• [EXERCISE REQUIREMENTS]: Where a line holds the word "name", copy that line.

• [Extracts from a graphics dataset]:
* * * * * * * * *
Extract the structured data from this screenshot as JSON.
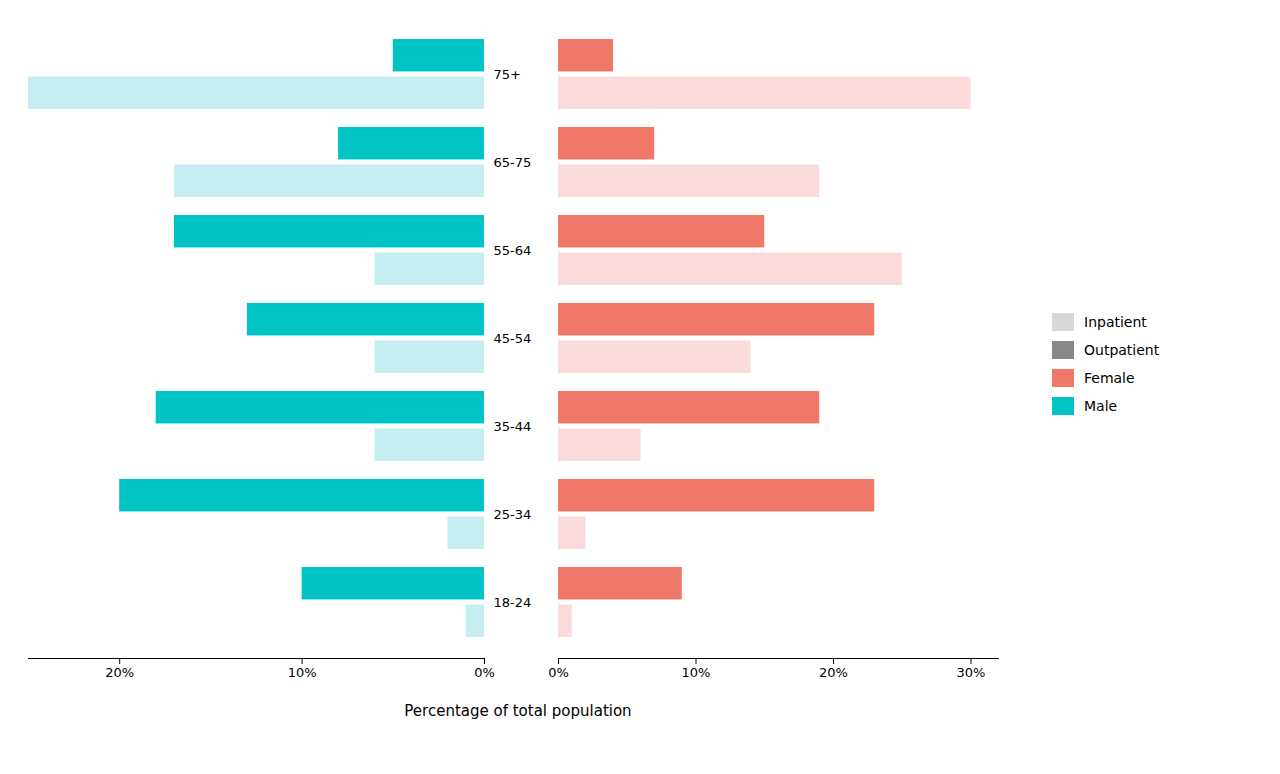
{
  "chart_data": {
    "type": "bar",
    "orientation": "horizontal",
    "xlabel": "Percentage of total population",
    "categories": [
      "18-24",
      "25-34",
      "35-44",
      "45-54",
      "55-64",
      "65-75",
      "75+"
    ],
    "grid": false,
    "legend": "right",
    "legend_entries": [
      {
        "name": "Inpatient",
        "color": "#D8D8D8"
      },
      {
        "name": "Outpatient",
        "color": "#888888"
      },
      {
        "name": "Female",
        "color": "#F07868"
      },
      {
        "name": "Male",
        "color": "#00C4C4"
      }
    ],
    "panels": [
      {
        "series": [
          {
            "color": "#00C4C4",
            "values": [
              10,
              20,
              18,
              13,
              17,
              8,
              5
            ]
          },
          {
            "color": "#C5EEF0",
            "values": [
              1,
              2,
              6,
              6,
              6,
              17,
              25
            ]
          }
        ],
        "xlim": [
          25,
          0
        ],
        "xticks": [
          {
            "value": 20,
            "label": "20%"
          },
          {
            "value": 10,
            "label": "10%"
          },
          {
            "value": 0,
            "label": "0%"
          }
        ]
      },
      {
        "series": [
          {
            "color": "#F07868",
            "values": [
              9,
              23,
              19,
              23,
              15,
              7,
              4
            ]
          },
          {
            "color": "#FADADB",
            "values": [
              1,
              2,
              6,
              14,
              25,
              19,
              30
            ]
          }
        ],
        "xlim": [
          0,
          32
        ],
        "xticks": [
          {
            "value": 0,
            "label": "0%"
          },
          {
            "value": 10,
            "label": "10%"
          },
          {
            "value": 20,
            "label": "20%"
          },
          {
            "value": 30,
            "label": "30%"
          }
        ]
      }
    ]
  }
}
* * * * * * * * *
• [EXERCISE RESULT]:
        "name": "Inpatient",
        "name": "Outpatient",
        "name": "Female",
        "name": "Male",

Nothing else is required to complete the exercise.